§ Material for this task:
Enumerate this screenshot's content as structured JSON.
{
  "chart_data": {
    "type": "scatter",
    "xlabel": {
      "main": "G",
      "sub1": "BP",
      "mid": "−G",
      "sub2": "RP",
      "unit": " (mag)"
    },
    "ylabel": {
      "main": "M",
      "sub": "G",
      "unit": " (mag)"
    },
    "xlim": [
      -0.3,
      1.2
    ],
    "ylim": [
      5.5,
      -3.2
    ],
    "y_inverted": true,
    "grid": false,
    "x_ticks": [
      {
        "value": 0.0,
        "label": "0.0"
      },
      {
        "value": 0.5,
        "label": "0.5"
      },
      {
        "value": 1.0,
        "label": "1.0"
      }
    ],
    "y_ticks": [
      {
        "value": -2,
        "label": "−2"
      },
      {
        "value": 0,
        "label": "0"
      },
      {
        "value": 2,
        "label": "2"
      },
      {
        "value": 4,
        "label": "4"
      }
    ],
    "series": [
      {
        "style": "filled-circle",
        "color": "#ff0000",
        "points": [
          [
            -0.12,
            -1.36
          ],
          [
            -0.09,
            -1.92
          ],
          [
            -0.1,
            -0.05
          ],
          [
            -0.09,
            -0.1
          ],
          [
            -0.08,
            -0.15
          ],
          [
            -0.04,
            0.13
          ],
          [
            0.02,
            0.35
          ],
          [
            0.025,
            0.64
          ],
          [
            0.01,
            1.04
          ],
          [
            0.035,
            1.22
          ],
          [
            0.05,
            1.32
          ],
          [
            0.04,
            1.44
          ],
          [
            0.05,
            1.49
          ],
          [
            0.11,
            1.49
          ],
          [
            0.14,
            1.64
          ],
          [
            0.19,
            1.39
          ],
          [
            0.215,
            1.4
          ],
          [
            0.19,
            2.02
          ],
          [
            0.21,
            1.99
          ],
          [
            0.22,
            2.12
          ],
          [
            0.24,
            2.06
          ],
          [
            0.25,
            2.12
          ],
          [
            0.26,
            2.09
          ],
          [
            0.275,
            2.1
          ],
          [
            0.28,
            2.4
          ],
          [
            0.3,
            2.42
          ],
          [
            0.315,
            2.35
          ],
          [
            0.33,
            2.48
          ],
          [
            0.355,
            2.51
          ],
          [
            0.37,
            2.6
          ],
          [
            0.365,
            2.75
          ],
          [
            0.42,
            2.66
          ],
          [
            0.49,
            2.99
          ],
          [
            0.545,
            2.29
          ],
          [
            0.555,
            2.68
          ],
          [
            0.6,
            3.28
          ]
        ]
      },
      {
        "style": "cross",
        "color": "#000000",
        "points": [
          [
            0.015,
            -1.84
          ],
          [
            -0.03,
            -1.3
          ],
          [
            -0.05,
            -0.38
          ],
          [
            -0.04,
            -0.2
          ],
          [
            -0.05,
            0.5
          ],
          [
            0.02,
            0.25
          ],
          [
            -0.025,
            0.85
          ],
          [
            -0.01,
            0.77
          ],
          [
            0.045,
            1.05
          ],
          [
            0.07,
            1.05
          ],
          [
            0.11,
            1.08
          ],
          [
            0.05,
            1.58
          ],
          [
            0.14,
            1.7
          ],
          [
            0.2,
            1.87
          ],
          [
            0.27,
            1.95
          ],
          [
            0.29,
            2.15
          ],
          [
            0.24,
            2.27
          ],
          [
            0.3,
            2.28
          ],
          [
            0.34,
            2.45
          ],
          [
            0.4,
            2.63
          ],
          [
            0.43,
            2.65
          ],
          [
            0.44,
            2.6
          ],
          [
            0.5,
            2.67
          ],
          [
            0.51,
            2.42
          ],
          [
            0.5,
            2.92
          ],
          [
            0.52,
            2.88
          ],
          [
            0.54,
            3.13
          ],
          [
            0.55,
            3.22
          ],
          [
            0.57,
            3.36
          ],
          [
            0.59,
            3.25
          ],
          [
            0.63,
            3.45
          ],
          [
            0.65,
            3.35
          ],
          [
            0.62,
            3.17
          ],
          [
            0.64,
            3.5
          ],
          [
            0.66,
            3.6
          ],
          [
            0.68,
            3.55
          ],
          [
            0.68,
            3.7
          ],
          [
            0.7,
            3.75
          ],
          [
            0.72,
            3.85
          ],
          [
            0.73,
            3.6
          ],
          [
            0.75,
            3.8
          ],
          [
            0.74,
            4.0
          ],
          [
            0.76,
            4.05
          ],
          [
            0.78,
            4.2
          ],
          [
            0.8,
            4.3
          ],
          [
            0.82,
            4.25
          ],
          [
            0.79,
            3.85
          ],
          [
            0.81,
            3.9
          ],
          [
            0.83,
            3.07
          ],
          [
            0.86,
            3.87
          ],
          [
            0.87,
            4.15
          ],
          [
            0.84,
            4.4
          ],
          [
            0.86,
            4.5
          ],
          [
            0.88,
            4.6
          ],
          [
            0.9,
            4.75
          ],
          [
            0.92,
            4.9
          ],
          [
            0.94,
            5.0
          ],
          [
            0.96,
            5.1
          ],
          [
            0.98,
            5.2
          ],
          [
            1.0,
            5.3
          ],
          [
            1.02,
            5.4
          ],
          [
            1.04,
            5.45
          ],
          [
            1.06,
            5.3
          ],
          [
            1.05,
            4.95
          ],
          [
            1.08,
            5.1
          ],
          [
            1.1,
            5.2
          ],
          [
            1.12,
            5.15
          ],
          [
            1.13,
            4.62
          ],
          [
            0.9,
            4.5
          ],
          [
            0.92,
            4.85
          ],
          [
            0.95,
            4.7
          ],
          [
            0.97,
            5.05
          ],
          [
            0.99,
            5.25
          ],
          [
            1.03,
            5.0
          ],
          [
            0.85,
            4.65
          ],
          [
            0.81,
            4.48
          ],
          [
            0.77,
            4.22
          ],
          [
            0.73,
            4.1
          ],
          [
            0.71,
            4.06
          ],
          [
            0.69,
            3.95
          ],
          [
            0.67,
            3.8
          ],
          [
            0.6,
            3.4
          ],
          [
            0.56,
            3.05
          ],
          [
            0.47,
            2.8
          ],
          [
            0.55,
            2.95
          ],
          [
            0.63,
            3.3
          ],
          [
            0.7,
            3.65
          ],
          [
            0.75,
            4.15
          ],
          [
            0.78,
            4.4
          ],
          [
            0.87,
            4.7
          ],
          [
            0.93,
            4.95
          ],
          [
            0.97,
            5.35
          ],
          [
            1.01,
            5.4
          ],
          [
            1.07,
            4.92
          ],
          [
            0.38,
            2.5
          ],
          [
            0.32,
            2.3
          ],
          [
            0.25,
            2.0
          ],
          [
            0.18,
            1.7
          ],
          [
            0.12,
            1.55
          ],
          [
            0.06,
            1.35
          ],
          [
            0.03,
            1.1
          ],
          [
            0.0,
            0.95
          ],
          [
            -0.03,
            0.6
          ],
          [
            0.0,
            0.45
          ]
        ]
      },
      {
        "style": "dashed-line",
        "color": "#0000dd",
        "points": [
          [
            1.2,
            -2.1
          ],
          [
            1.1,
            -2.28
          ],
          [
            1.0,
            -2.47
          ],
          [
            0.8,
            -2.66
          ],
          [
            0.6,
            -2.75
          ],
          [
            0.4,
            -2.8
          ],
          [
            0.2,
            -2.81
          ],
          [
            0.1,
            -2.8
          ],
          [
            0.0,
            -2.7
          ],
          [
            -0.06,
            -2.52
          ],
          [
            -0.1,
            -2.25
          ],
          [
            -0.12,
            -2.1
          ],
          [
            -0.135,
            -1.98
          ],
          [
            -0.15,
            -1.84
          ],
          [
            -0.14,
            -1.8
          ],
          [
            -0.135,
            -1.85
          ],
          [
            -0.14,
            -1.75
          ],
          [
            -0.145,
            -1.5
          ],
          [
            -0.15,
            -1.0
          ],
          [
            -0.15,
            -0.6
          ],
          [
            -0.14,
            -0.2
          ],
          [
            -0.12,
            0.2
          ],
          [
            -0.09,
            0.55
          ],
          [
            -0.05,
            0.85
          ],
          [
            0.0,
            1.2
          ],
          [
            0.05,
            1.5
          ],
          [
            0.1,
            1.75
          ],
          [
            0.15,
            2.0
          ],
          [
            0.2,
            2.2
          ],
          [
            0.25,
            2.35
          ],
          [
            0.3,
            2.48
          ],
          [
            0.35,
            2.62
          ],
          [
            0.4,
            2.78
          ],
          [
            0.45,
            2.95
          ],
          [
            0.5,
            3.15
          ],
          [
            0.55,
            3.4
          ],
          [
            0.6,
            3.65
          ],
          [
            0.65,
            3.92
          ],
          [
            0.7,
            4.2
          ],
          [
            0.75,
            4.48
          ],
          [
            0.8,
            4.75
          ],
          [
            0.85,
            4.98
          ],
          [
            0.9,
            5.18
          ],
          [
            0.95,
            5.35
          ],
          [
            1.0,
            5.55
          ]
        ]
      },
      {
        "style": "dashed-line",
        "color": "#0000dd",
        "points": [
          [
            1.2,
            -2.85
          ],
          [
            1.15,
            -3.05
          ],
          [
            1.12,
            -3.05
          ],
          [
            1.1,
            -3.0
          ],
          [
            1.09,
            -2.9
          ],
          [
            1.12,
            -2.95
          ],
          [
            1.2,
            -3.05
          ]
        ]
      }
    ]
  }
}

§ What is expected: Show the lines of the material that contain the word "style".

§ Completed task:
        "style": "filled-circle",
        "style": "cross",
        "style": "dashed-line",
        "style": "dashed-line",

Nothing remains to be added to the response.